## What you should do
Return the data below line for line and unchanged, leaving out the pictures.
------------------------------
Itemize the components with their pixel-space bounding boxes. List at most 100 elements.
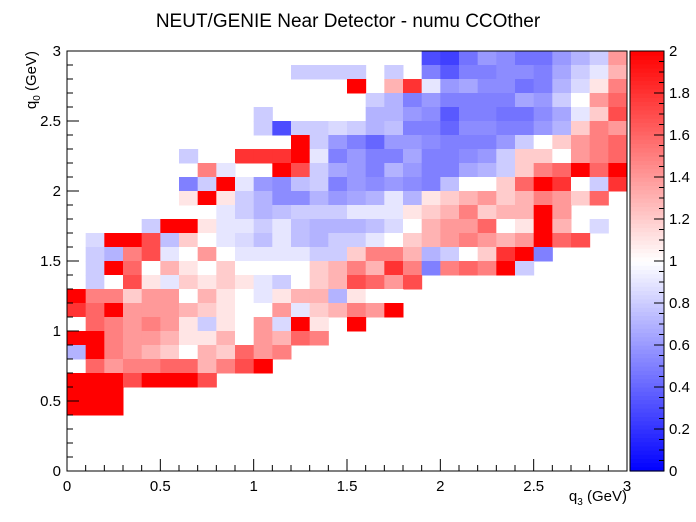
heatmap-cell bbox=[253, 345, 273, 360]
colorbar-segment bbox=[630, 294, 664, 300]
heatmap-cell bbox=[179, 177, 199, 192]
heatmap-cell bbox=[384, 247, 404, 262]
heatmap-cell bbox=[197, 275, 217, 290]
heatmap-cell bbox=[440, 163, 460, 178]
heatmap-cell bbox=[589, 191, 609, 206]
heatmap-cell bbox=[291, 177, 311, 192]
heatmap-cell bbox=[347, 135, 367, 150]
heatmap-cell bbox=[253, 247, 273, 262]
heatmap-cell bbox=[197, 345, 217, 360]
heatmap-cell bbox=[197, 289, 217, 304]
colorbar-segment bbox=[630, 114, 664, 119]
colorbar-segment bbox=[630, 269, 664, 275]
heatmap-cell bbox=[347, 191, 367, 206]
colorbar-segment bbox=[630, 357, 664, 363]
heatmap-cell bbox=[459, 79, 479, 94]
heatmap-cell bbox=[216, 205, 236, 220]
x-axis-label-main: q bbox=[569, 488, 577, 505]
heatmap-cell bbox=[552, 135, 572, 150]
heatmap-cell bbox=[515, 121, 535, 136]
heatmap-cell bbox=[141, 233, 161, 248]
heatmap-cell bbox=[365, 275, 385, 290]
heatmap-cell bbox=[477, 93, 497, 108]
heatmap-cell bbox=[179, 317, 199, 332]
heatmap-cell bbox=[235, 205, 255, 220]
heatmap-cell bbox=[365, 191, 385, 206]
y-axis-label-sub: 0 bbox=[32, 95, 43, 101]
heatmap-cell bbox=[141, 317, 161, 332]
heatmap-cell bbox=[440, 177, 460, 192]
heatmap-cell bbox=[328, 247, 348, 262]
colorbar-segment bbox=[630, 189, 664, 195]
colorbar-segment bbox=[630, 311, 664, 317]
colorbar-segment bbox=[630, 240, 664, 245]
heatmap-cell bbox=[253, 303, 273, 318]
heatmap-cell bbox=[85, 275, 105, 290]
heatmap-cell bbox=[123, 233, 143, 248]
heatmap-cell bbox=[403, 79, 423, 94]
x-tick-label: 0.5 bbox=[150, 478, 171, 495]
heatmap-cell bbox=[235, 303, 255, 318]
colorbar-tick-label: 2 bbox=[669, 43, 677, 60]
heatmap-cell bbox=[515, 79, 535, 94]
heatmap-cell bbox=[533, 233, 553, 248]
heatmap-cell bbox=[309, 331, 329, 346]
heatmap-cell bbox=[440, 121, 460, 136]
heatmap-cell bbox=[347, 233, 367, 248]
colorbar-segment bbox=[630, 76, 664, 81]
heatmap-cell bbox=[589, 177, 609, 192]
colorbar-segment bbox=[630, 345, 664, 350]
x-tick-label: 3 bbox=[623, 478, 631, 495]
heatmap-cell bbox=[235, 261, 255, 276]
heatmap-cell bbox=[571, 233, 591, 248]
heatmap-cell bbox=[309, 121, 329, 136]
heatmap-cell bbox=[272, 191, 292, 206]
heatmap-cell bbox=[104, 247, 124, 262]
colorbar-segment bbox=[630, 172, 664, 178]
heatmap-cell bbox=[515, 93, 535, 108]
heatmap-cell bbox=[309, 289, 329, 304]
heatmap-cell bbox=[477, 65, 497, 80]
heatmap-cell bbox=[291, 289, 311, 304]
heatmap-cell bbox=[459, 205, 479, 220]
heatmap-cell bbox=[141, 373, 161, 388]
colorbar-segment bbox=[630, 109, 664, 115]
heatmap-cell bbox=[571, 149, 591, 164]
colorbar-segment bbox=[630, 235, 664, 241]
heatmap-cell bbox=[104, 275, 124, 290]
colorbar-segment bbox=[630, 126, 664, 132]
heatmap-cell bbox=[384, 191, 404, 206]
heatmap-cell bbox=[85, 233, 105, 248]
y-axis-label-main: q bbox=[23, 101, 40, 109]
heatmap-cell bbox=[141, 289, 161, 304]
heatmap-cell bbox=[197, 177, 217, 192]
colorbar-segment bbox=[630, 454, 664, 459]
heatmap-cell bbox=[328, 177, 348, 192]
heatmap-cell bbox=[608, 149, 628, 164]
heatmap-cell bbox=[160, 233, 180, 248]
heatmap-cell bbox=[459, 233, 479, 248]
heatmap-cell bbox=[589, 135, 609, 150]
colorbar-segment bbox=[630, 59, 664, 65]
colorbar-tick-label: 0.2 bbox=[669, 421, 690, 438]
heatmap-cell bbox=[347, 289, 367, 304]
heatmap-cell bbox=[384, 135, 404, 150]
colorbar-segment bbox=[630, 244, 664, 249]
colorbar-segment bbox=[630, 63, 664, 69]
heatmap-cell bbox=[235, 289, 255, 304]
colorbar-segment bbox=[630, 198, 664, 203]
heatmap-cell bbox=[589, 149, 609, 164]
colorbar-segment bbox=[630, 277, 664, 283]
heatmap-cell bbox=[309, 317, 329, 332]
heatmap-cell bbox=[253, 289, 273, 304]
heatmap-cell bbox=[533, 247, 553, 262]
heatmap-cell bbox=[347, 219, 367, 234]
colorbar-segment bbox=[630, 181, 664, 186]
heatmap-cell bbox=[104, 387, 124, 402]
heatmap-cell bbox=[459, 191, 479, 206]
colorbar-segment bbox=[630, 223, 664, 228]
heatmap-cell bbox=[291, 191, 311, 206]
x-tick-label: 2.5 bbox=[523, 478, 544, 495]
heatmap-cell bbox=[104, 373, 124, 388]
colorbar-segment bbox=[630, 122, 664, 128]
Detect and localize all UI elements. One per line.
------------------------------
## Final result
Itemize the components with their pixel-space bounding boxes. List at most 100 elements.
heatmap-cell bbox=[253, 345, 273, 360]
colorbar-segment bbox=[630, 294, 664, 300]
heatmap-cell bbox=[179, 177, 199, 192]
heatmap-cell bbox=[384, 247, 404, 262]
heatmap-cell bbox=[197, 275, 217, 290]
heatmap-cell bbox=[440, 163, 460, 178]
heatmap-cell bbox=[589, 191, 609, 206]
heatmap-cell bbox=[291, 177, 311, 192]
heatmap-cell bbox=[347, 135, 367, 150]
heatmap-cell bbox=[253, 247, 273, 262]
heatmap-cell bbox=[197, 345, 217, 360]
heatmap-cell bbox=[197, 289, 217, 304]
colorbar-segment bbox=[630, 114, 664, 119]
colorbar-segment bbox=[630, 269, 664, 275]
heatmap-cell bbox=[347, 191, 367, 206]
colorbar-segment bbox=[630, 357, 664, 363]
heatmap-cell bbox=[459, 79, 479, 94]
heatmap-cell bbox=[216, 205, 236, 220]
x-axis-label-main: q bbox=[569, 488, 577, 505]
heatmap-cell bbox=[552, 135, 572, 150]
heatmap-cell bbox=[515, 121, 535, 136]
heatmap-cell bbox=[141, 233, 161, 248]
heatmap-cell bbox=[365, 275, 385, 290]
heatmap-cell bbox=[477, 93, 497, 108]
heatmap-cell bbox=[179, 317, 199, 332]
heatmap-cell bbox=[235, 205, 255, 220]
heatmap-cell bbox=[365, 191, 385, 206]
y-axis-label-sub: 0 bbox=[32, 95, 43, 101]
heatmap-cell bbox=[141, 317, 161, 332]
heatmap-cell bbox=[440, 177, 460, 192]
heatmap-cell bbox=[328, 247, 348, 262]
colorbar-segment bbox=[630, 189, 664, 195]
colorbar-segment bbox=[630, 311, 664, 317]
colorbar-segment bbox=[630, 240, 664, 245]
heatmap-cell bbox=[253, 303, 273, 318]
heatmap-cell bbox=[85, 275, 105, 290]
heatmap-cell bbox=[123, 233, 143, 248]
heatmap-cell bbox=[403, 79, 423, 94]
x-tick-label: 0.5 bbox=[150, 478, 171, 495]
heatmap-cell bbox=[235, 303, 255, 318]
colorbar-tick-label: 2 bbox=[669, 43, 677, 60]
heatmap-cell bbox=[515, 79, 535, 94]
heatmap-cell bbox=[533, 233, 553, 248]
heatmap-cell bbox=[309, 331, 329, 346]
heatmap-cell bbox=[440, 121, 460, 136]
heatmap-cell bbox=[347, 233, 367, 248]
colorbar-segment bbox=[630, 76, 664, 81]
heatmap-cell bbox=[589, 177, 609, 192]
colorbar-segment bbox=[630, 345, 664, 350]
x-tick-label: 3 bbox=[623, 478, 631, 495]
heatmap-cell bbox=[235, 261, 255, 276]
heatmap-cell bbox=[571, 233, 591, 248]
heatmap-cell bbox=[309, 121, 329, 136]
heatmap-cell bbox=[272, 191, 292, 206]
heatmap-cell bbox=[104, 247, 124, 262]
colorbar-segment bbox=[630, 172, 664, 178]
heatmap-cell bbox=[515, 93, 535, 108]
heatmap-cell bbox=[309, 289, 329, 304]
heatmap-cell bbox=[477, 65, 497, 80]
heatmap-cell bbox=[291, 289, 311, 304]
heatmap-cell bbox=[459, 205, 479, 220]
heatmap-cell bbox=[141, 373, 161, 388]
colorbar-segment bbox=[630, 109, 664, 115]
heatmap-cell bbox=[571, 149, 591, 164]
colorbar-segment bbox=[630, 235, 664, 241]
heatmap-cell bbox=[104, 275, 124, 290]
colorbar-segment bbox=[630, 126, 664, 132]
heatmap-cell bbox=[384, 191, 404, 206]
heatmap-cell bbox=[85, 233, 105, 248]
y-axis-label-main: q bbox=[23, 101, 40, 109]
heatmap-cell bbox=[141, 289, 161, 304]
heatmap-cell bbox=[197, 177, 217, 192]
colorbar-segment bbox=[630, 454, 664, 459]
heatmap-cell bbox=[328, 177, 348, 192]
heatmap-cell bbox=[608, 149, 628, 164]
heatmap-cell bbox=[160, 233, 180, 248]
heatmap-cell bbox=[459, 233, 479, 248]
heatmap-cell bbox=[589, 135, 609, 150]
colorbar-segment bbox=[630, 59, 664, 65]
colorbar-tick-label: 0.2 bbox=[669, 421, 690, 438]
heatmap-cell bbox=[347, 289, 367, 304]
heatmap-cell bbox=[384, 135, 404, 150]
colorbar-segment bbox=[630, 244, 664, 249]
colorbar-segment bbox=[630, 63, 664, 69]
heatmap-cell bbox=[235, 289, 255, 304]
colorbar-segment bbox=[630, 198, 664, 203]
heatmap-cell bbox=[589, 149, 609, 164]
colorbar-segment bbox=[630, 277, 664, 283]
heatmap-cell bbox=[309, 317, 329, 332]
heatmap-cell bbox=[253, 289, 273, 304]
heatmap-cell bbox=[533, 247, 553, 262]
heatmap-cell bbox=[347, 219, 367, 234]
colorbar-segment bbox=[630, 181, 664, 186]
heatmap-cell bbox=[104, 387, 124, 402]
heatmap-cell bbox=[459, 191, 479, 206]
colorbar-segment bbox=[630, 223, 664, 228]
heatmap-cell bbox=[291, 191, 311, 206]
x-tick-label: 2.5 bbox=[523, 478, 544, 495]
heatmap-cell bbox=[104, 373, 124, 388]
colorbar-segment bbox=[630, 122, 664, 128]
Detect and localize all UI elements. One per line.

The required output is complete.